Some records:
┄┄┄┄┄┄

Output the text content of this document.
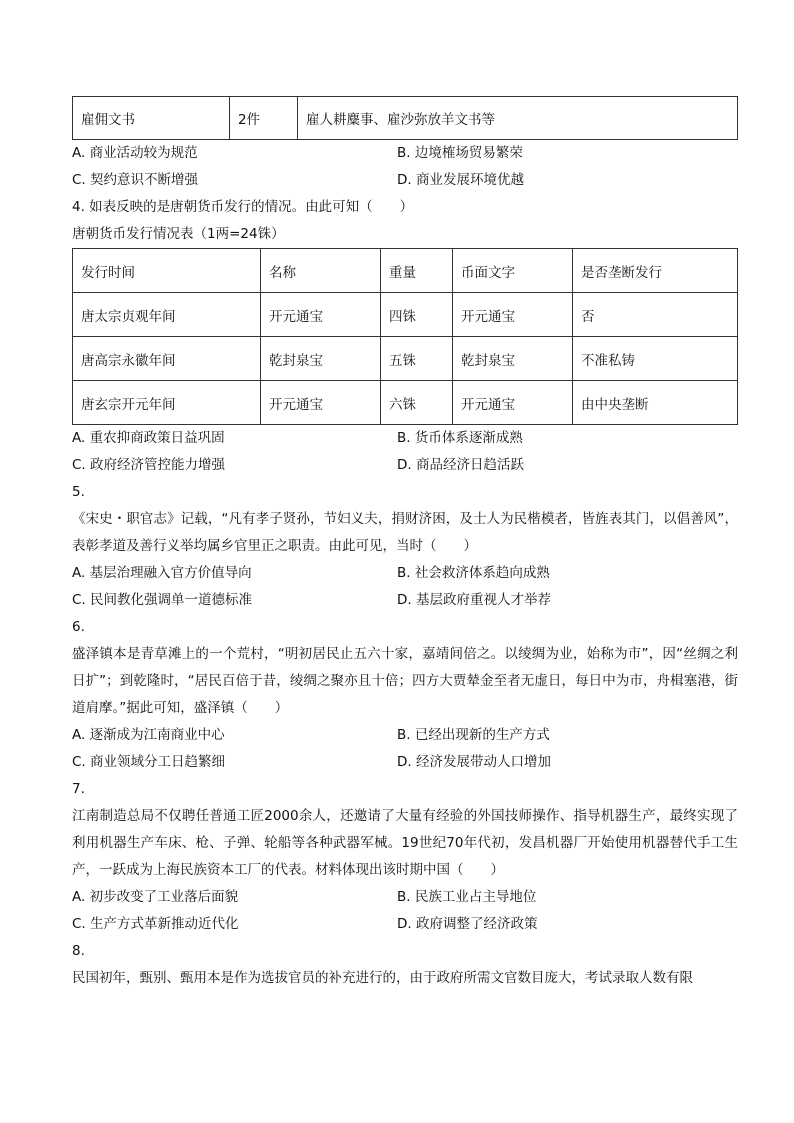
雇佣文书	2件	雇人耕麋事、雇沙弥放羊文书等
A. 商业活动较为规范	B. 边境榷场贸易繁荣
C. 契约意识不断增强	D. 商业发展环境优越
4. 如表反映的是唐朝货币发行的情况。由此可知（　　）
唐朝货币发行情况表（1两=24铢）
发行时间	名称	重量	币面文字	是否垄断发行
唐太宗贞观年间	开元通宝	四铢	开元通宝	否
唐高宗永徽年间	乾封泉宝	五铢	乾封泉宝	不准私铸
唐玄宗开元年间	开元通宝	六铢	开元通宝	由中央垄断
A. 重农抑商政策日益巩固	B. 货币体系逐渐成熟
C. 政府经济管控能力增强	D. 商品经济日趋活跃
5.
《宋史・职官志》记载，“凡有孝子贤孙，节妇义夫，捐财济困，及士人为民楷模者，皆旌表其门，以倡善风”，表彰孝道及善行义举均属乡官里正之职责。由此可见，当时（　　）
A. 基层治理融入官方价值导向	B. 社会救济体系趋向成熟
C. 民间教化强调单一道德标准	D. 基层政府重视人才举荐
6.
盛泽镇本是青草滩上的一个荒村，“明初居民止五六十家，嘉靖间倍之。以绫绸为业，始称为市”，因“丝绸之利日扩”；到乾隆时，“居民百倍于昔，绫绸之聚亦且十倍；四方大贾辇金至者无虚日，每日中为市，舟楫塞港，街道肩摩。”据此可知，盛泽镇（　　）
A. 逐渐成为江南商业中心	B. 已经出现新的生产方式
C. 商业领域分工日趋繁细	D. 经济发展带动人口增加
7.
江南制造总局不仅聘任普通工匠2000余人，还邀请了大量有经验的外国技师操作、指导机器生产，最终实现了利用机器生产车床、枪、子弹、轮船等各种武器军械。19世纪70年代初，发昌机器厂开始使用机器替代手工生产，一跃成为上海民族资本工厂的代表。材料体现出该时期中国（　　）
A. 初步改变了工业落后面貌	B. 民族工业占主导地位
C. 生产方式革新推动近代化	D. 政府调整了经济政策
8.
民国初年，甄别、甄用本是作为选拔官员的补充进行的，由于政府所需文官数目庞大，考试录取人数有限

┄┄┄┄┄┄

__Goal__:
Leaving aside the images, write out the entries above word for word.

__Complete output__:
Output the text content of this document.
雇佣文书	2件	雇人耕麋事、雇沙弥放羊文书等
A. 商业活动较为规范	B. 边境榷场贸易繁荣
C. 契约意识不断增强	D. 商业发展环境优越
4. 如表反映的是唐朝货币发行的情况。由此可知（　　）
唐朝货币发行情况表（1两=24铢）
发行时间	名称	重量	币面文字	是否垄断发行
唐太宗贞观年间	开元通宝	四铢	开元通宝	否
唐高宗永徽年间	乾封泉宝	五铢	乾封泉宝	不准私铸
唐玄宗开元年间	开元通宝	六铢	开元通宝	由中央垄断
A. 重农抑商政策日益巩固	B. 货币体系逐渐成熟
C. 政府经济管控能力增强	D. 商品经济日趋活跃
5.
《宋史・职官志》记载，“凡有孝子贤孙，节妇义夫，捐财济困，及士人为民楷模者，皆旌表其门，以倡善风”，表彰孝道及善行义举均属乡官里正之职责。由此可见，当时（　　）
A. 基层治理融入官方价值导向	B. 社会救济体系趋向成熟
C. 民间教化强调单一道德标准	D. 基层政府重视人才举荐
6.
盛泽镇本是青草滩上的一个荒村，“明初居民止五六十家，嘉靖间倍之。以绫绸为业，始称为市”，因“丝绸之利日扩”；到乾隆时，“居民百倍于昔，绫绸之聚亦且十倍；四方大贾辇金至者无虚日，每日中为市，舟楫塞港，街道肩摩。”据此可知，盛泽镇（　　）
A. 逐渐成为江南商业中心	B. 已经出现新的生产方式
C. 商业领域分工日趋繁细	D. 经济发展带动人口增加
7.
江南制造总局不仅聘任普通工匠2000余人，还邀请了大量有经验的外国技师操作、指导机器生产，最终实现了利用机器生产车床、枪、子弹、轮船等各种武器军械。19世纪70年代初，发昌机器厂开始使用机器替代手工生产，一跃成为上海民族资本工厂的代表。材料体现出该时期中国（　　）
A. 初步改变了工业落后面貌	B. 民族工业占主导地位
C. 生产方式革新推动近代化	D. 政府调整了经济政策
8.
民国初年，甄别、甄用本是作为选拔官员的补充进行的，由于政府所需文官数目庞大，考试录取人数有限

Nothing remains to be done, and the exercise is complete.